What the task requires >> Draw out every line with the word "checked" from the listing below.

[Start]

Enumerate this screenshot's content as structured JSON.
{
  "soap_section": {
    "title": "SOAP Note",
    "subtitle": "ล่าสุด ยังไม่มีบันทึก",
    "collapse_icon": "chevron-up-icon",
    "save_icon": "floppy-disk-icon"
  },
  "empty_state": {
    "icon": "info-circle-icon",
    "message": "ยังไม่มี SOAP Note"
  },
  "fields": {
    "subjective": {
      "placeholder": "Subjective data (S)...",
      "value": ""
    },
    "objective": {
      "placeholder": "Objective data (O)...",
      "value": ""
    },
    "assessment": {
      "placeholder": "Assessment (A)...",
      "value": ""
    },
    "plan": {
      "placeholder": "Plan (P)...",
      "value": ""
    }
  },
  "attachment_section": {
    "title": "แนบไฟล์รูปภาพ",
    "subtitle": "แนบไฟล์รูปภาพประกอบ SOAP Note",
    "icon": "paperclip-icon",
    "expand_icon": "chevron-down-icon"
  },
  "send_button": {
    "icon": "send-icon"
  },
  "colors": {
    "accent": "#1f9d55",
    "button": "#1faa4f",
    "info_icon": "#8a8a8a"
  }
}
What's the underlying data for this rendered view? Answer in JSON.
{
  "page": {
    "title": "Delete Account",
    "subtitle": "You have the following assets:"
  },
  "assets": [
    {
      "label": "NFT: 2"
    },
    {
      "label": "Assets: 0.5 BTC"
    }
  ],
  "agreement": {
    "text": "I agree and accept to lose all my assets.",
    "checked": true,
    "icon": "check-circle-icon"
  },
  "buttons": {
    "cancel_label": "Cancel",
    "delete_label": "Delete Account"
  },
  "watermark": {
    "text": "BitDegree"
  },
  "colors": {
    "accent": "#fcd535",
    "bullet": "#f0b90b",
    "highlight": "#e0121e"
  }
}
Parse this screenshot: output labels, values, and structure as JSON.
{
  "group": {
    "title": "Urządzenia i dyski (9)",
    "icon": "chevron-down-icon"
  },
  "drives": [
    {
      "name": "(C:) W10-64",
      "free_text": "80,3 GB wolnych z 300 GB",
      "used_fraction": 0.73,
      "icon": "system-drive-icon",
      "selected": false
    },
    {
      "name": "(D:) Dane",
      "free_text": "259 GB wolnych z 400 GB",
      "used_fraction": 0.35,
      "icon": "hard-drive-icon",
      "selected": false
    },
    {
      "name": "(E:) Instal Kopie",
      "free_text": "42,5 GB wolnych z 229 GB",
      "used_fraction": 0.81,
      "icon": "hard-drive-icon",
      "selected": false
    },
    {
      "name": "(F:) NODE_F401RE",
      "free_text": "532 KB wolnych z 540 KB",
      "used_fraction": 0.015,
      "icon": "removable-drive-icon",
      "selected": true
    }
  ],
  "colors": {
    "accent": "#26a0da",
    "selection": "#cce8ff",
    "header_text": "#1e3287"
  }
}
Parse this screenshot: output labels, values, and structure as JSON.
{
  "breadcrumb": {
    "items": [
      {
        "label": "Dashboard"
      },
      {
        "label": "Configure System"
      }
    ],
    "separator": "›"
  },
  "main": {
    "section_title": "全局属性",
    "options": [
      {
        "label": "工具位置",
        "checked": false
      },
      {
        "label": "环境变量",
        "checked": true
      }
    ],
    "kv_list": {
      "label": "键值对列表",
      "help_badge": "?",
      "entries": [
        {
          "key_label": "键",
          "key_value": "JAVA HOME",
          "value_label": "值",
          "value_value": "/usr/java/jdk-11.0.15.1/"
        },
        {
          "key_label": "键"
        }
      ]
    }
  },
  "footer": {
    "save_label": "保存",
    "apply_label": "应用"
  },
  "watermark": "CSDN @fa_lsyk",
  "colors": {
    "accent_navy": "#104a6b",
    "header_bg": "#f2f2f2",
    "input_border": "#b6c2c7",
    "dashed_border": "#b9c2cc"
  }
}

[End]

Response to the exercise >>
    "checked": true,
        "checked": false
        "checked": true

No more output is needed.